Problem requirements: Reproduce every line of the items below character for character, omitting the pictures.

Stored rows:
┄┄┄┄┄┄┄┄┄┄┄┄┄┄┄┄┄┄┄┄
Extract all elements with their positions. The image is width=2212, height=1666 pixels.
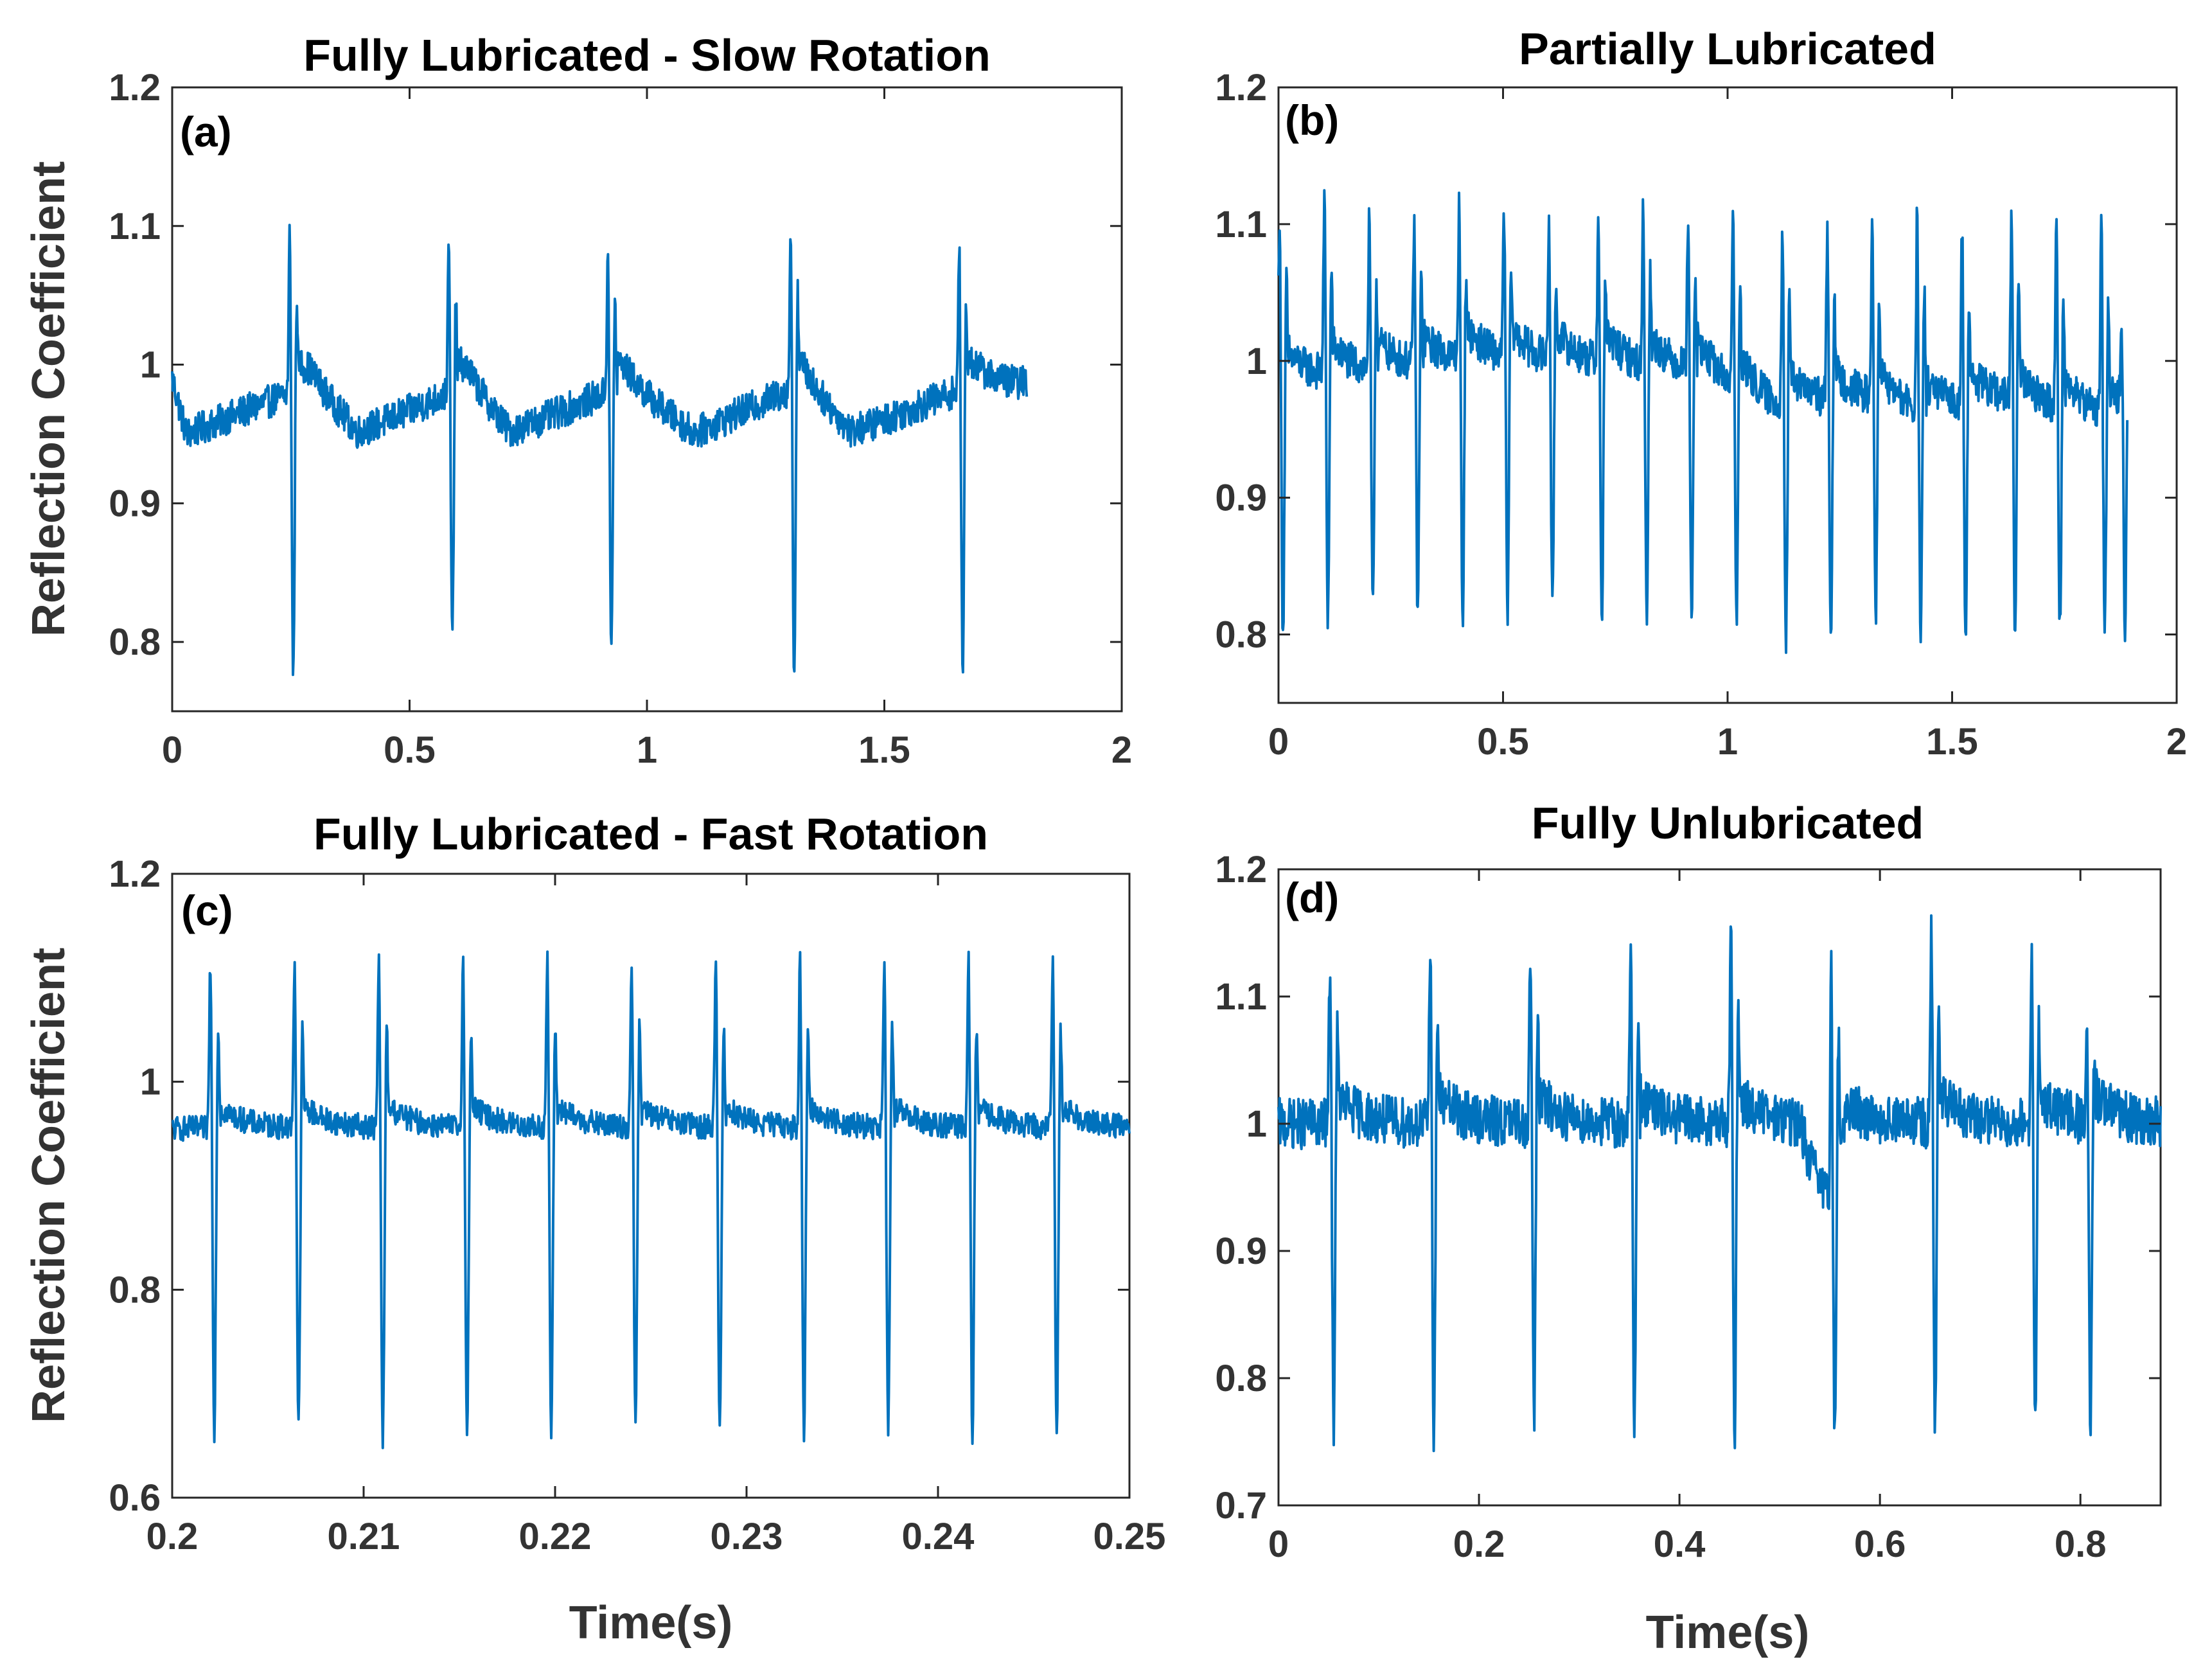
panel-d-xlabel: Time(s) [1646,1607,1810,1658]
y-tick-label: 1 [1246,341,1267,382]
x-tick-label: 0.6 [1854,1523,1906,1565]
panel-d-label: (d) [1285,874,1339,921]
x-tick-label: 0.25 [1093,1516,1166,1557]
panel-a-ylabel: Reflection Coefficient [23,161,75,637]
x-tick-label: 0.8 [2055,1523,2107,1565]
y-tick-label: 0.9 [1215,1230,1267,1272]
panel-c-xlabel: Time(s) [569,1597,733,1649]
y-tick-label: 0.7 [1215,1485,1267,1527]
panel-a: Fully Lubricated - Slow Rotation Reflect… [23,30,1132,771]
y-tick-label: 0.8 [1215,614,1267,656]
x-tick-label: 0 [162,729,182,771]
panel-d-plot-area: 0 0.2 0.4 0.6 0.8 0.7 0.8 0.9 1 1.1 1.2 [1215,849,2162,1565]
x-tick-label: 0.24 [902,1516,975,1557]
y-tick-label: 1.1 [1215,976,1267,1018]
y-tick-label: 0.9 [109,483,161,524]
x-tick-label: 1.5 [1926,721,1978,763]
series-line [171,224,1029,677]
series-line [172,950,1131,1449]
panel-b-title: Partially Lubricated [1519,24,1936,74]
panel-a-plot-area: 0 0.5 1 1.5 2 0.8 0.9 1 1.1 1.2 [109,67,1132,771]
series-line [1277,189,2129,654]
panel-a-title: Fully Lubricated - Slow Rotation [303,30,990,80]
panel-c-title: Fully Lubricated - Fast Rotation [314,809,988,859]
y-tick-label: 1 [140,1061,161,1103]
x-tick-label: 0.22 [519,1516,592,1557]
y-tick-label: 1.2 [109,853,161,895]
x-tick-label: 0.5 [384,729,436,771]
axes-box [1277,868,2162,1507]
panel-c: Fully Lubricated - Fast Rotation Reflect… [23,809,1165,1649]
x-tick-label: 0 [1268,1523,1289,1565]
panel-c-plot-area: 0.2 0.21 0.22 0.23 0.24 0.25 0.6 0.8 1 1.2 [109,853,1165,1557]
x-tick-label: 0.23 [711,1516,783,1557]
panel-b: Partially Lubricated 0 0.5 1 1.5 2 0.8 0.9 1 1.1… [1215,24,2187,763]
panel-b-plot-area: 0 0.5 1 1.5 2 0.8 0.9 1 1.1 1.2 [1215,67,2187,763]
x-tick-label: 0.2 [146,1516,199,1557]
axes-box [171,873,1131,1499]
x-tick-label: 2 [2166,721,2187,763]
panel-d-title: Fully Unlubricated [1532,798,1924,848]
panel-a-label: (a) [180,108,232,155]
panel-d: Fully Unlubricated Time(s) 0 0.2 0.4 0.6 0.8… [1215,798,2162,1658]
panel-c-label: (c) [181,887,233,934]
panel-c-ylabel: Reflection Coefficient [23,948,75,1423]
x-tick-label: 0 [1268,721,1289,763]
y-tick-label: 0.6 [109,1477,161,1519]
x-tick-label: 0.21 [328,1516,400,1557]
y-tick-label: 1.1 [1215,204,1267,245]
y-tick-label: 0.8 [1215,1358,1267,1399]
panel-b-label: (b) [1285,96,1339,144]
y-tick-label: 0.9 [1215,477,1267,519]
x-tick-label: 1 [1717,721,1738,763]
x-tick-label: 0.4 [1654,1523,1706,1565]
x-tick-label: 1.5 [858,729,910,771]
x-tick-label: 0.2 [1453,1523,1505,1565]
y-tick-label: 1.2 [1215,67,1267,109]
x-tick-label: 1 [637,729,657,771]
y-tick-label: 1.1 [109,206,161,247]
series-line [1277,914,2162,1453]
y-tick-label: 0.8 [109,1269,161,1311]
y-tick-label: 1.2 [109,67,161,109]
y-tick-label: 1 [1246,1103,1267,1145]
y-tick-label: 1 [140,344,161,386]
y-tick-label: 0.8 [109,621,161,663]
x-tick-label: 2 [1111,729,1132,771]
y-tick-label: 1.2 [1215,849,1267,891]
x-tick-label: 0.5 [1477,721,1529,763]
┄┄┄┄┄┄┄┄┄┄┄┄┄┄┄┄┄┄┄┄
Task output:
Extract all elements with their positions. The image is width=2212, height=1666 pixels.
panel-d-xlabel: Time(s) [1646,1607,1810,1658]
y-tick-label: 1 [1246,341,1267,382]
x-tick-label: 0.6 [1854,1523,1906,1565]
panel-d-label: (d) [1285,874,1339,921]
x-tick-label: 0.25 [1093,1516,1166,1557]
panel-a-ylabel: Reflection Coefficient [23,161,75,637]
x-tick-label: 0.8 [2055,1523,2107,1565]
y-tick-label: 0.9 [1215,1230,1267,1272]
panel-c-xlabel: Time(s) [569,1597,733,1649]
y-tick-label: 0.7 [1215,1485,1267,1527]
panel-a: Fully Lubricated - Slow Rotation Reflect… [23,30,1132,771]
y-tick-label: 0.8 [1215,614,1267,656]
x-tick-label: 0 [162,729,182,771]
panel-d-plot-area: 0 0.2 0.4 0.6 0.8 0.7 0.8 0.9 1 1.1 1.2 [1215,849,2162,1565]
x-tick-label: 0.24 [902,1516,975,1557]
y-tick-label: 1.1 [1215,976,1267,1018]
y-tick-label: 0.9 [109,483,161,524]
x-tick-label: 1.5 [1926,721,1978,763]
series-line [171,224,1029,677]
series-line [172,950,1131,1449]
panel-b-title: Partially Lubricated [1519,24,1936,74]
panel-a-plot-area: 0 0.5 1 1.5 2 0.8 0.9 1 1.1 1.2 [109,67,1132,771]
series-line [1277,189,2129,654]
panel-a-title: Fully Lubricated - Slow Rotation [303,30,990,80]
panel-c-title: Fully Lubricated - Fast Rotation [314,809,988,859]
y-tick-label: 1 [140,1061,161,1103]
x-tick-label: 0.22 [519,1516,592,1557]
y-tick-label: 1.2 [109,853,161,895]
x-tick-label: 0.5 [384,729,436,771]
axes-box [1277,868,2162,1507]
panel-c: Fully Lubricated - Fast Rotation Reflect… [23,809,1165,1649]
x-tick-label: 0 [1268,1523,1289,1565]
panel-c-plot-area: 0.2 0.21 0.22 0.23 0.24 0.25 0.6 0.8 1 1.2 [109,853,1165,1557]
x-tick-label: 0.23 [711,1516,783,1557]
panel-b: Partially Lubricated 0 0.5 1 1.5 2 0.8 0.9 1 1.1… [1215,24,2187,763]
panel-b-plot-area: 0 0.5 1 1.5 2 0.8 0.9 1 1.1 1.2 [1215,67,2187,763]
x-tick-label: 0.2 [146,1516,199,1557]
axes-box [171,873,1131,1499]
x-tick-label: 2 [2166,721,2187,763]
panel-d-title: Fully Unlubricated [1532,798,1924,848]
panel-a-label: (a) [180,108,232,155]
panel-d: Fully Unlubricated Time(s) 0 0.2 0.4 0.6 0.8… [1215,798,2162,1658]
panel-c-label: (c) [181,887,233,934]
panel-c-ylabel: Reflection Coefficient [23,948,75,1423]
x-tick-label: 0 [1268,721,1289,763]
y-tick-label: 0.6 [109,1477,161,1519]
x-tick-label: 0.21 [328,1516,400,1557]
y-tick-label: 1.1 [1215,204,1267,245]
y-tick-label: 0.8 [1215,1358,1267,1399]
panel-b-label: (b) [1285,96,1339,144]
y-tick-label: 0.9 [1215,477,1267,519]
x-tick-label: 1 [1717,721,1738,763]
x-tick-label: 0.4 [1654,1523,1706,1565]
x-tick-label: 1.5 [858,729,910,771]
x-tick-label: 0.2 [1453,1523,1505,1565]
y-tick-label: 1.2 [1215,67,1267,109]
x-tick-label: 1 [637,729,657,771]
y-tick-label: 1.1 [109,206,161,247]
series-line [1277,914,2162,1453]
y-tick-label: 0.8 [109,1269,161,1311]
y-tick-label: 1.2 [109,67,161,109]
y-tick-label: 1 [1246,1103,1267,1145]
y-tick-label: 1 [140,344,161,386]
y-tick-label: 0.8 [109,621,161,663]
x-tick-label: 2 [1111,729,1132,771]
y-tick-label: 1.2 [1215,849,1267,891]
x-tick-label: 0.5 [1477,721,1529,763]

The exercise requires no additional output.